### Prompt
What follows is a set of records, each of which is to be written out exactly.

### Data for this exercise

○ ○ ○ ○ ○

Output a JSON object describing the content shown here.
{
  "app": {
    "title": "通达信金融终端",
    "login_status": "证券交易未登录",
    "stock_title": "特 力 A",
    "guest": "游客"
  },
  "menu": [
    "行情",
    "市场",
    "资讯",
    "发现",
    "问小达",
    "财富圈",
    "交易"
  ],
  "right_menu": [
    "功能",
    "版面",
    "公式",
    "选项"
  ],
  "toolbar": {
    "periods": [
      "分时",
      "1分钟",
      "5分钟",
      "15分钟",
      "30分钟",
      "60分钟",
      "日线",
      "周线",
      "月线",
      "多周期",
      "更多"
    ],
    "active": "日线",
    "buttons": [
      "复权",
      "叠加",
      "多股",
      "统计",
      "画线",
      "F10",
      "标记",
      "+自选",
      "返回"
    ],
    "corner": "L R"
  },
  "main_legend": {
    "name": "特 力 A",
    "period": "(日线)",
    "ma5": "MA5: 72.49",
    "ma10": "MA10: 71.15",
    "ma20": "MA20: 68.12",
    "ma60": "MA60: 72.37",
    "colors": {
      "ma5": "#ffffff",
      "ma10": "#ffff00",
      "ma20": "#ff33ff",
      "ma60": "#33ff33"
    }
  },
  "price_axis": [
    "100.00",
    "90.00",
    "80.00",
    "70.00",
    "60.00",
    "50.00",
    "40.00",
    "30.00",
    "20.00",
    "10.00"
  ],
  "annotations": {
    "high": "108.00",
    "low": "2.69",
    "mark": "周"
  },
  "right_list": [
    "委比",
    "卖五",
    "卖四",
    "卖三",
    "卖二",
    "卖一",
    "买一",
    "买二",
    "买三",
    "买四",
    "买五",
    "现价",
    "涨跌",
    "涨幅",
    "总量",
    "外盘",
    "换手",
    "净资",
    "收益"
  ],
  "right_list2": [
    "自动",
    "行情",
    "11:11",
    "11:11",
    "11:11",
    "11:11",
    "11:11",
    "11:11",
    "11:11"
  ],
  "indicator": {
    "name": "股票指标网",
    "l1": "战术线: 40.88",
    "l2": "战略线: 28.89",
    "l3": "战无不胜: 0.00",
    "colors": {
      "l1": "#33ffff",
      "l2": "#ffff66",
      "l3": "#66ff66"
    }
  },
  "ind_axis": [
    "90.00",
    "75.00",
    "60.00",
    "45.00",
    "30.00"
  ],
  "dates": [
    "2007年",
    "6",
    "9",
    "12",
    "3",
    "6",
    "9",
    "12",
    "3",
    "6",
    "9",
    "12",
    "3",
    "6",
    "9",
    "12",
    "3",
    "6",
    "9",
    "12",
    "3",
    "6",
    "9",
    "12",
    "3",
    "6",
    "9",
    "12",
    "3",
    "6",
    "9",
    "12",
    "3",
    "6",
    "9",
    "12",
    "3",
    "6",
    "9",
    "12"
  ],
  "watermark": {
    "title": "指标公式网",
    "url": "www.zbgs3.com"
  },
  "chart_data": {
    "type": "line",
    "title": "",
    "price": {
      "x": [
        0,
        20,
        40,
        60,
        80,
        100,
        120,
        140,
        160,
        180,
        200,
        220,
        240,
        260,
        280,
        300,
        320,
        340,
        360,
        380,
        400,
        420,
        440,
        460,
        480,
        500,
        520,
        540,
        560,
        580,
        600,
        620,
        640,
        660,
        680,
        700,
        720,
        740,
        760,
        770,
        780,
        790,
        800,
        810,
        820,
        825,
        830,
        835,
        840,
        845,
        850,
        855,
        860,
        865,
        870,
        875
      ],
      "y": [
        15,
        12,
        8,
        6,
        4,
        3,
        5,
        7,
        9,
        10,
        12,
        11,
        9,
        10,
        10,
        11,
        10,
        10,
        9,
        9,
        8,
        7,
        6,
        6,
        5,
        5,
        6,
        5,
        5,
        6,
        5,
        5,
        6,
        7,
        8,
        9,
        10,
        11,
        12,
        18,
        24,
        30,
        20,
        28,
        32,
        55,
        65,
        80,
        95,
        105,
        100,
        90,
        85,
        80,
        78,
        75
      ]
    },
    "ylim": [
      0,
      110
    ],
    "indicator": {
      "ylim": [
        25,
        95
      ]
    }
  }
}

○ ○ ○ ○ ○

### The result
Output a JSON object describing the content shown here.
{
  "app": {
    "title": "通达信金融终端",
    "login_status": "证券交易未登录",
    "stock_title": "特 力 A",
    "guest": "游客"
  },
  "menu": [
    "行情",
    "市场",
    "资讯",
    "发现",
    "问小达",
    "财富圈",
    "交易"
  ],
  "right_menu": [
    "功能",
    "版面",
    "公式",
    "选项"
  ],
  "toolbar": {
    "periods": [
      "分时",
      "1分钟",
      "5分钟",
      "15分钟",
      "30分钟",
      "60分钟",
      "日线",
      "周线",
      "月线",
      "多周期",
      "更多"
    ],
    "active": "日线",
    "buttons": [
      "复权",
      "叠加",
      "多股",
      "统计",
      "画线",
      "F10",
      "标记",
      "+自选",
      "返回"
    ],
    "corner": "L R"
  },
  "main_legend": {
    "name": "特 力 A",
    "period": "(日线)",
    "ma5": "MA5: 72.49",
    "ma10": "MA10: 71.15",
    "ma20": "MA20: 68.12",
    "ma60": "MA60: 72.37",
    "colors": {
      "ma5": "#ffffff",
      "ma10": "#ffff00",
      "ma20": "#ff33ff",
      "ma60": "#33ff33"
    }
  },
  "price_axis": [
    "100.00",
    "90.00",
    "80.00",
    "70.00",
    "60.00",
    "50.00",
    "40.00",
    "30.00",
    "20.00",
    "10.00"
  ],
  "annotations": {
    "high": "108.00",
    "low": "2.69",
    "mark": "周"
  },
  "right_list": [
    "委比",
    "卖五",
    "卖四",
    "卖三",
    "卖二",
    "卖一",
    "买一",
    "买二",
    "买三",
    "买四",
    "买五",
    "现价",
    "涨跌",
    "涨幅",
    "总量",
    "外盘",
    "换手",
    "净资",
    "收益"
  ],
  "right_list2": [
    "自动",
    "行情",
    "11:11",
    "11:11",
    "11:11",
    "11:11",
    "11:11",
    "11:11",
    "11:11"
  ],
  "indicator": {
    "name": "股票指标网",
    "l1": "战术线: 40.88",
    "l2": "战略线: 28.89",
    "l3": "战无不胜: 0.00",
    "colors": {
      "l1": "#33ffff",
      "l2": "#ffff66",
      "l3": "#66ff66"
    }
  },
  "ind_axis": [
    "90.00",
    "75.00",
    "60.00",
    "45.00",
    "30.00"
  ],
  "dates": [
    "2007年",
    "6",
    "9",
    "12",
    "3",
    "6",
    "9",
    "12",
    "3",
    "6",
    "9",
    "12",
    "3",
    "6",
    "9",
    "12",
    "3",
    "6",
    "9",
    "12",
    "3",
    "6",
    "9",
    "12",
    "3",
    "6",
    "9",
    "12",
    "3",
    "6",
    "9",
    "12",
    "3",
    "6",
    "9",
    "12",
    "3",
    "6",
    "9",
    "12"
  ],
  "watermark": {
    "title": "指标公式网",
    "url": "www.zbgs3.com"
  },
  "chart_data": {
    "type": "line",
    "title": "",
    "price": {
      "x": [
        0,
        20,
        40,
        60,
        80,
        100,
        120,
        140,
        160,
        180,
        200,
        220,
        240,
        260,
        280,
        300,
        320,
        340,
        360,
        380,
        400,
        420,
        440,
        460,
        480,
        500,
        520,
        540,
        560,
        580,
        600,
        620,
        640,
        660,
        680,
        700,
        720,
        740,
        760,
        770,
        780,
        790,
        800,
        810,
        820,
        825,
        830,
        835,
        840,
        845,
        850,
        855,
        860,
        865,
        870,
        875
      ],
      "y": [
        15,
        12,
        8,
        6,
        4,
        3,
        5,
        7,
        9,
        10,
        12,
        11,
        9,
        10,
        10,
        11,
        10,
        10,
        9,
        9,
        8,
        7,
        6,
        6,
        5,
        5,
        6,
        5,
        5,
        6,
        5,
        5,
        6,
        7,
        8,
        9,
        10,
        11,
        12,
        18,
        24,
        30,
        20,
        28,
        32,
        55,
        65,
        80,
        95,
        105,
        100,
        90,
        85,
        80,
        78,
        75
      ]
    },
    "ylim": [
      0,
      110
    ],
    "indicator": {
      "ylim": [
        25,
        95
      ]
    }
  }
}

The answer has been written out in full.